● **Set exercise**: Could you echo word for word only the lines of the entries below, starting with the line that contains "Patent image size: (1353, 957)." and going on through the line that contains "The person 113 is at (675, 568).", with both of those lines included?

-- START OF Data records --

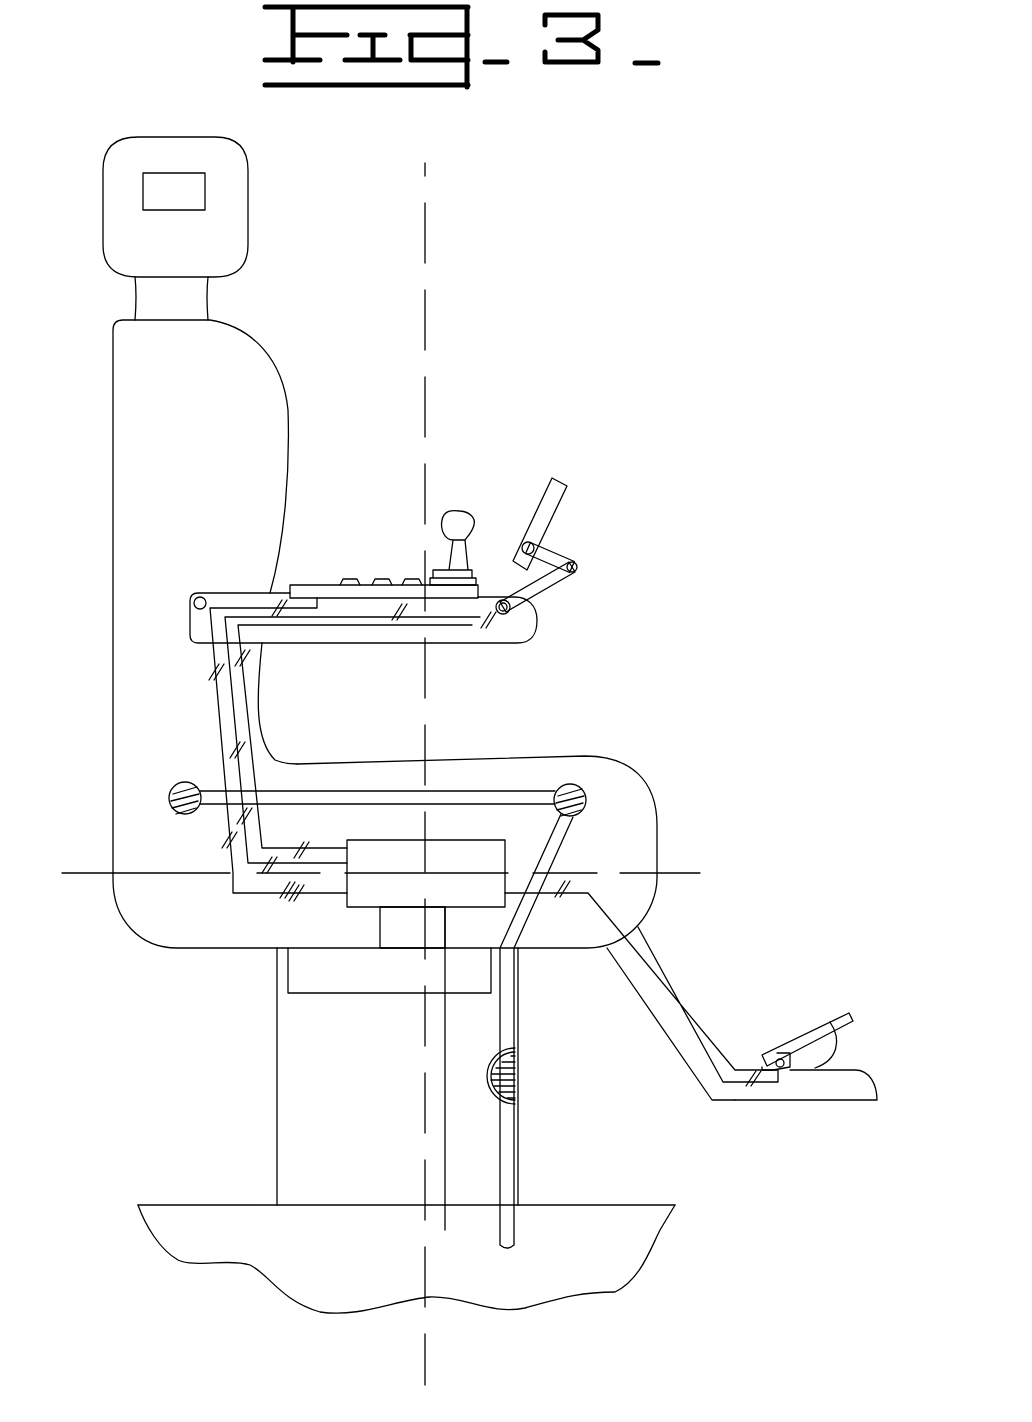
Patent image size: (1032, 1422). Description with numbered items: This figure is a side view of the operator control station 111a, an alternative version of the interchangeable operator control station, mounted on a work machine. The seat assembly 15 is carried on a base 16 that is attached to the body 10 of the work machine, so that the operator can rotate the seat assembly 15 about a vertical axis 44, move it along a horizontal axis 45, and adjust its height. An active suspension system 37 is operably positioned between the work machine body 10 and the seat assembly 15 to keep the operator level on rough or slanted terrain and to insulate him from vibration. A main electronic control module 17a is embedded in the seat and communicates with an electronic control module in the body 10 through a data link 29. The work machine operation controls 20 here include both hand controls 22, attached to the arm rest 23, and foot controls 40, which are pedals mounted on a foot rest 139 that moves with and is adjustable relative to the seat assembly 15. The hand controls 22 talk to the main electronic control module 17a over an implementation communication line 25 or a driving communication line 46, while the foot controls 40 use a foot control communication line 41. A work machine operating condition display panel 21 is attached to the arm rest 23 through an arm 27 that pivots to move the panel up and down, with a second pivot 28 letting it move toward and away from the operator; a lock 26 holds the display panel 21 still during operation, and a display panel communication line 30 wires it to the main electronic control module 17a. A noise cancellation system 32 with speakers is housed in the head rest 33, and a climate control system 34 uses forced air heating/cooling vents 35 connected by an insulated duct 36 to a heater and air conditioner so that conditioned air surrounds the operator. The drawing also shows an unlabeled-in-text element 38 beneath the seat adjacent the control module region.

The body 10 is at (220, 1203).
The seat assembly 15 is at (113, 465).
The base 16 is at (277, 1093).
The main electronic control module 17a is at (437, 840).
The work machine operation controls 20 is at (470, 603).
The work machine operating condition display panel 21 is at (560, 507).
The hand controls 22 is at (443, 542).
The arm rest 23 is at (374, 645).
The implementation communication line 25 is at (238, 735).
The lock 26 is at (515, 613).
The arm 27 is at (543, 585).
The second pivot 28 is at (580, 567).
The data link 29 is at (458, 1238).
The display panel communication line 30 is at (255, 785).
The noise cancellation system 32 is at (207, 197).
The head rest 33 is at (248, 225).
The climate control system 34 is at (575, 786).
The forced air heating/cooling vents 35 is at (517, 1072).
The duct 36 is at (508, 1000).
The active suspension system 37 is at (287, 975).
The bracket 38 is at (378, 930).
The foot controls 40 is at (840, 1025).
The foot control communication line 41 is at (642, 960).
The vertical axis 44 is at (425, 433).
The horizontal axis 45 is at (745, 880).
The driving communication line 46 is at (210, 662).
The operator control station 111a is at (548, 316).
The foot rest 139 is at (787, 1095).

-- END OF Data records --
-- START OF Data records --

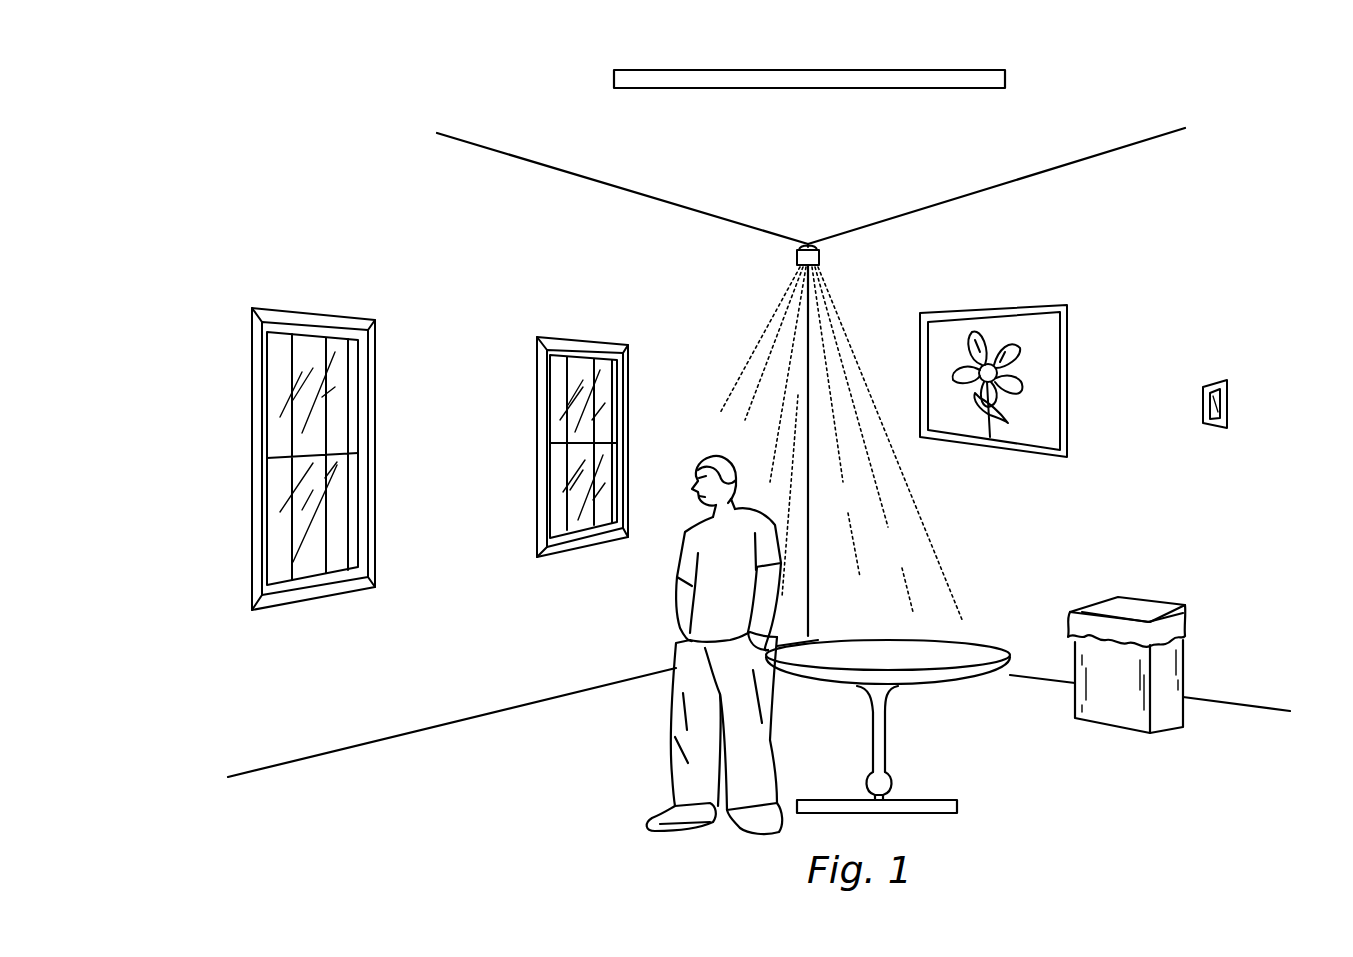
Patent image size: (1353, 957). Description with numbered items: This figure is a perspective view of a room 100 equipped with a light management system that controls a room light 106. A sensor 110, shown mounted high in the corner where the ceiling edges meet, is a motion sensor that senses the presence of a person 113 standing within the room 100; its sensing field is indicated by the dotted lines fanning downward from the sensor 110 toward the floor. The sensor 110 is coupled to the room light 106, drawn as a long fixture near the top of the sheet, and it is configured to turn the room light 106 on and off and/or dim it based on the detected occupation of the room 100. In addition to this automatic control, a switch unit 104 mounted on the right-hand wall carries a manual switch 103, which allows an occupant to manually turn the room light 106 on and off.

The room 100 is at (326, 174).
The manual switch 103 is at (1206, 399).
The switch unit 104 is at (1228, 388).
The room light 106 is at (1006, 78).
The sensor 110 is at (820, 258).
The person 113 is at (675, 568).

-- END OF Data records --

● **Final result**:
Patent image size: (1353, 957). Description with numbered items: This figure is a perspective view of a room 100 equipped with a light management system that controls a room light 106. A sensor 110, shown mounted high in the corner where the ceiling edges meet, is a motion sensor that senses the presence of a person 113 standing within the room 100; its sensing field is indicated by the dotted lines fanning downward from the sensor 110 toward the floor. The sensor 110 is coupled to the room light 106, drawn as a long fixture near the top of the sheet, and it is configured to turn the room light 106 on and off and/or dim it based on the detected occupation of the room 100. In addition to this automatic control, a switch unit 104 mounted on the right-hand wall carries a manual switch 103, which allows an occupant to manually turn the room light 106 on and off.

The room 100 is at (326, 174).
The manual switch 103 is at (1206, 399).
The switch unit 104 is at (1228, 388).
The room light 106 is at (1006, 78).
The sensor 110 is at (820, 258).
The person 113 is at (675, 568).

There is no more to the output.